Direction: Quote every line of the material beneath this one.

Records for the exercise:
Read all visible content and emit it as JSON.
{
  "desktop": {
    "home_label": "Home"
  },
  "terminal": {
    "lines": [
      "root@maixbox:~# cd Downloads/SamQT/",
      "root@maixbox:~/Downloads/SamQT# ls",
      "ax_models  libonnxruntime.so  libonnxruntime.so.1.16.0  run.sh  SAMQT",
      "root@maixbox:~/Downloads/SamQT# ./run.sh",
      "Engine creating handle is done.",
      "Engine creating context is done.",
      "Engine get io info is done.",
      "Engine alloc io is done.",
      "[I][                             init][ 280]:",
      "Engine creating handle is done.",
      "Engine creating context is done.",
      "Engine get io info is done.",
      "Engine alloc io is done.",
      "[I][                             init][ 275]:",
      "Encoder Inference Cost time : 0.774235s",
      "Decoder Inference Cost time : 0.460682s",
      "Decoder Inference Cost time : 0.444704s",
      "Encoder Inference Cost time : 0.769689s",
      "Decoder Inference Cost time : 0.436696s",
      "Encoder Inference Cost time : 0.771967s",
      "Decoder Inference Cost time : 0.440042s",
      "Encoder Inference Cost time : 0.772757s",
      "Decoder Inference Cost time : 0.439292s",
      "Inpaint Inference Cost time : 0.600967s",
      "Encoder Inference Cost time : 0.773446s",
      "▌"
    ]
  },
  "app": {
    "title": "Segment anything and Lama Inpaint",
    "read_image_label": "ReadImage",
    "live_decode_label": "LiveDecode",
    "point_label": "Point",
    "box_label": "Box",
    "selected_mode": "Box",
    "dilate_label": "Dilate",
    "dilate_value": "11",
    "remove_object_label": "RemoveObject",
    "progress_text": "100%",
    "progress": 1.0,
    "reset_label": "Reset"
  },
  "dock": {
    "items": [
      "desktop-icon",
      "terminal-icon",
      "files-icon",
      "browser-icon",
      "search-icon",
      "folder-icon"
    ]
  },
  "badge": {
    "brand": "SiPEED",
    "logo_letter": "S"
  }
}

Task answer:
Read all visible content and emit it as JSON.
{
  "desktop": {
    "home_label": "Home"
  },
  "terminal": {
    "lines": [
      "root@maixbox:~# cd Downloads/SamQT/",
      "root@maixbox:~/Downloads/SamQT# ls",
      "ax_models  libonnxruntime.so  libonnxruntime.so.1.16.0  run.sh  SAMQT",
      "root@maixbox:~/Downloads/SamQT# ./run.sh",
      "Engine creating handle is done.",
      "Engine creating context is done.",
      "Engine get io info is done.",
      "Engine alloc io is done.",
      "[I][                             init][ 280]:",
      "Engine creating handle is done.",
      "Engine creating context is done.",
      "Engine get io info is done.",
      "Engine alloc io is done.",
      "[I][                             init][ 275]:",
      "Encoder Inference Cost time : 0.774235s",
      "Decoder Inference Cost time : 0.460682s",
      "Decoder Inference Cost time : 0.444704s",
      "Encoder Inference Cost time : 0.769689s",
      "Decoder Inference Cost time : 0.436696s",
      "Encoder Inference Cost time : 0.771967s",
      "Decoder Inference Cost time : 0.440042s",
      "Encoder Inference Cost time : 0.772757s",
      "Decoder Inference Cost time : 0.439292s",
      "Inpaint Inference Cost time : 0.600967s",
      "Encoder Inference Cost time : 0.773446s",
      "▌"
    ]
  },
  "app": {
    "title": "Segment anything and Lama Inpaint",
    "read_image_label": "ReadImage",
    "live_decode_label": "LiveDecode",
    "point_label": "Point",
    "box_label": "Box",
    "selected_mode": "Box",
    "dilate_label": "Dilate",
    "dilate_value": "11",
    "remove_object_label": "RemoveObject",
    "progress_text": "100%",
    "progress": 1.0,
    "reset_label": "Reset"
  },
  "dock": {
    "items": [
      "desktop-icon",
      "terminal-icon",
      "files-icon",
      "browser-icon",
      "search-icon",
      "folder-icon"
    ]
  },
  "badge": {
    "brand": "SiPEED",
    "logo_letter": "S"
  }
}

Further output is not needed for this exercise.